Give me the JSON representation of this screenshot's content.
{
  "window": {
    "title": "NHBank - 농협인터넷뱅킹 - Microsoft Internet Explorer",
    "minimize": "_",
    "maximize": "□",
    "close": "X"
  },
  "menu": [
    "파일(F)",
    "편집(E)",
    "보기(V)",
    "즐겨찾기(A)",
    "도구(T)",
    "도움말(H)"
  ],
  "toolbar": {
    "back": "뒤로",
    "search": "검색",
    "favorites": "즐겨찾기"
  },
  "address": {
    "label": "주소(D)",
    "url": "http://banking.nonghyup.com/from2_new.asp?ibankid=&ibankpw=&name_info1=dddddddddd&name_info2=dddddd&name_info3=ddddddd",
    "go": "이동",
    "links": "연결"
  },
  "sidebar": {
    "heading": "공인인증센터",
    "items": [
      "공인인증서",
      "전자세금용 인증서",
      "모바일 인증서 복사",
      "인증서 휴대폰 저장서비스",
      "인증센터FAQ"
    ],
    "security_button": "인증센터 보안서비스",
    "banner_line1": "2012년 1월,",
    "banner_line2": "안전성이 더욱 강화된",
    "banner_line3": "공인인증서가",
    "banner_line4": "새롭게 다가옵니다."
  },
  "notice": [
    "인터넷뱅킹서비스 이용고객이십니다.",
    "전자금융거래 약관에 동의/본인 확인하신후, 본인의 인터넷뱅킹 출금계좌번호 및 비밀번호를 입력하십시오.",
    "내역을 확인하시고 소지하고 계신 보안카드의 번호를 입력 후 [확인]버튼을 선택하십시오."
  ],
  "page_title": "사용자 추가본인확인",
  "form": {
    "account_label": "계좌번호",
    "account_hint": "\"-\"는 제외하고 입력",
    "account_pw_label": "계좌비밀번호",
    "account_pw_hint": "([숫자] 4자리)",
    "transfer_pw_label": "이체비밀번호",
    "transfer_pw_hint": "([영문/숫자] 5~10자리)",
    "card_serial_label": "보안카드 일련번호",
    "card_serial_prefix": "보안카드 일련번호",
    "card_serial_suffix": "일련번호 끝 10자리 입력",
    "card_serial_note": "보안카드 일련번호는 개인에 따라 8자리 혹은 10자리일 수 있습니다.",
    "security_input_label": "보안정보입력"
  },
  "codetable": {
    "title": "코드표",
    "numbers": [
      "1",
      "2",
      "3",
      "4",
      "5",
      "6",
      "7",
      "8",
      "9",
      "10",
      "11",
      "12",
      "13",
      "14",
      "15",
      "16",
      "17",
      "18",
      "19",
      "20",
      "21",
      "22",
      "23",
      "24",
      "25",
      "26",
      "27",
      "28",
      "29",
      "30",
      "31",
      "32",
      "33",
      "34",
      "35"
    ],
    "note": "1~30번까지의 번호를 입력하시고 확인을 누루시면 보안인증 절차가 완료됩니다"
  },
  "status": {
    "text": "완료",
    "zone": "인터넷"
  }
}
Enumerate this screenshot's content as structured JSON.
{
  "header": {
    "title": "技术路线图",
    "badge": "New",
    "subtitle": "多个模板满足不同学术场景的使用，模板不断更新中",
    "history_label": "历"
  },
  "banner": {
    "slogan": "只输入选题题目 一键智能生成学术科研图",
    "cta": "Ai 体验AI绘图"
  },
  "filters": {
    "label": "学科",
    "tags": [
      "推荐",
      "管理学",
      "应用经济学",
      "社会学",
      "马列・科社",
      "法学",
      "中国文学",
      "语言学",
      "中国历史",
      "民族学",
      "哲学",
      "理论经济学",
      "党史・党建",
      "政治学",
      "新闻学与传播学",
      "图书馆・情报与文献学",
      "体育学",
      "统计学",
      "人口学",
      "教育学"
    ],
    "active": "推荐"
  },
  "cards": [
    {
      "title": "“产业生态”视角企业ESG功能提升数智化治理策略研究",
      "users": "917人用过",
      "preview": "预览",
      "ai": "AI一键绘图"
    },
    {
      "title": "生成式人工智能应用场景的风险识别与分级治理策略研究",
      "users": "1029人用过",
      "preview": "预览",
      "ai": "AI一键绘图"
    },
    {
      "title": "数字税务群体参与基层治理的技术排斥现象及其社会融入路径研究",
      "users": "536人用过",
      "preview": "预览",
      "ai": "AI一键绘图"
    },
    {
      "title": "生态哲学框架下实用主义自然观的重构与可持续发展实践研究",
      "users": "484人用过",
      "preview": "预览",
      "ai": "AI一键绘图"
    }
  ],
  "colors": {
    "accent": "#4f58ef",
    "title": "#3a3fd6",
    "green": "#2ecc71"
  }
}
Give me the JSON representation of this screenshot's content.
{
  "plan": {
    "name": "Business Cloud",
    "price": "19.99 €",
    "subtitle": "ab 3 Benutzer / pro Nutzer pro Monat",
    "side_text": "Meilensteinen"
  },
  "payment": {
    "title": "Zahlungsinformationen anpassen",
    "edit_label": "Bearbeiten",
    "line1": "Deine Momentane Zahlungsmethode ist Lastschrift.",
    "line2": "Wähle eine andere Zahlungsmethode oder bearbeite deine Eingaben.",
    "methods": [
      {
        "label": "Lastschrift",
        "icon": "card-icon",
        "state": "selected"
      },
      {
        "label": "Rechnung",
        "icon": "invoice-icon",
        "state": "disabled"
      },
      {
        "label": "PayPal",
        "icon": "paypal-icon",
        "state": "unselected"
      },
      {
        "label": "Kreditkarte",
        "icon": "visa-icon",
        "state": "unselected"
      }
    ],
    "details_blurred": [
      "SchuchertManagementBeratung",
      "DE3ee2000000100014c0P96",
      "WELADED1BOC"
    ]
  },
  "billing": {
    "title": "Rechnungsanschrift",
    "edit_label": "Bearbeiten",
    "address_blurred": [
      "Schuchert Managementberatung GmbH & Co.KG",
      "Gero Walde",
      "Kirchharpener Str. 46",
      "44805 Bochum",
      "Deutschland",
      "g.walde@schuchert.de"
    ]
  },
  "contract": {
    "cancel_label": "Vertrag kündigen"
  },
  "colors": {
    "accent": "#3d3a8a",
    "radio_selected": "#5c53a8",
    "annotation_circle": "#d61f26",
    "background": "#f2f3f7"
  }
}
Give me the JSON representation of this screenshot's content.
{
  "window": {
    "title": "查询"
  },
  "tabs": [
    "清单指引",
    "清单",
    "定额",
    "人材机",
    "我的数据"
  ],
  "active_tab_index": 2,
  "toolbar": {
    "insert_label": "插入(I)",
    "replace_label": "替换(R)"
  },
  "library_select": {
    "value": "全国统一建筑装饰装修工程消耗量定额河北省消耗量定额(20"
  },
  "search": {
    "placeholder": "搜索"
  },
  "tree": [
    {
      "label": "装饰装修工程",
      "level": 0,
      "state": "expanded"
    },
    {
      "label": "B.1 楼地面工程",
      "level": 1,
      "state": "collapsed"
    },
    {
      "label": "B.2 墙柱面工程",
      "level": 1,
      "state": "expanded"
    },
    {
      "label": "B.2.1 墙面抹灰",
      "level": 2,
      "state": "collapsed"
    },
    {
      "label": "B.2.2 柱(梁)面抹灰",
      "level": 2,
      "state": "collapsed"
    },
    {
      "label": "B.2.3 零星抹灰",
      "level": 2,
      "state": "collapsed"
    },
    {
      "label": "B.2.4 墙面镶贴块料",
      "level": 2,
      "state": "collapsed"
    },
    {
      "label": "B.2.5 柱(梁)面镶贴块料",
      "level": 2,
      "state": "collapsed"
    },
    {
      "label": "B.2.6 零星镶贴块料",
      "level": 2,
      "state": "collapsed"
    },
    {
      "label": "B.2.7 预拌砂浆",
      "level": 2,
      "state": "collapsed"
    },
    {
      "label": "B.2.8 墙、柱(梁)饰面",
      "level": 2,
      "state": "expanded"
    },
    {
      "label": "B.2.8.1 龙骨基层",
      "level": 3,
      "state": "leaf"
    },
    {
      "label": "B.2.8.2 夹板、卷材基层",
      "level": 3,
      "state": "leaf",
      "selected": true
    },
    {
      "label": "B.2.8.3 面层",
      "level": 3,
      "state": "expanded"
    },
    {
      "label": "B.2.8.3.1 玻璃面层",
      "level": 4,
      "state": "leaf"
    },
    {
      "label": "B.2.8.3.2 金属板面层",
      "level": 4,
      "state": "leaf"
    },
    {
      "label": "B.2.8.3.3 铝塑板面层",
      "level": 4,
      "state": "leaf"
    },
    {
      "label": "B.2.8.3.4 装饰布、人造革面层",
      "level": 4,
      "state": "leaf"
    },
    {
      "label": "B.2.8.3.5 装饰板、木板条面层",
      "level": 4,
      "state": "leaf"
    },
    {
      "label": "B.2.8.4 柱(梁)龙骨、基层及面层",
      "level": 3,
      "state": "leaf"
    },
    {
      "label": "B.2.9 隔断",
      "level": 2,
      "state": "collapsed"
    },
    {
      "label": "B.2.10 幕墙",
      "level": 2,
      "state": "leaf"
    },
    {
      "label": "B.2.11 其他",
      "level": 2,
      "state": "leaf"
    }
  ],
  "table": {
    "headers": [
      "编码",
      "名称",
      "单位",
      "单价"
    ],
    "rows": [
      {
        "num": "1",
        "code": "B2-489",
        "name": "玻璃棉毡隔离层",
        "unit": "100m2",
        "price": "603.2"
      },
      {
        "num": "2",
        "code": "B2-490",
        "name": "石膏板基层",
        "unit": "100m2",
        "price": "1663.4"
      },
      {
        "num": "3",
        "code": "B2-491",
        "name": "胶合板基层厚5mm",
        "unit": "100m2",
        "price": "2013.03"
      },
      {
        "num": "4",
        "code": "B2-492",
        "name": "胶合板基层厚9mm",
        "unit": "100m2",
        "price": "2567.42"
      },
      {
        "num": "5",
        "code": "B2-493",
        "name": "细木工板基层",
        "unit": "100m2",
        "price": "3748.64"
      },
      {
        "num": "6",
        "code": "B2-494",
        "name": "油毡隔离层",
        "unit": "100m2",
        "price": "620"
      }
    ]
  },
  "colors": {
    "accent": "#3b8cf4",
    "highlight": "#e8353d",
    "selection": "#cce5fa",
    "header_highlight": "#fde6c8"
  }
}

###

Problem:
Search the entries for the word "Zahlungsmethode" and gather every line where it appears.

Result below:
    "line1": "Deine Momentane Zahlungsmethode ist Lastschrift.",
    "line2": "Wähle eine andere Zahlungsmethode oder bearbeite deine Eingaben.",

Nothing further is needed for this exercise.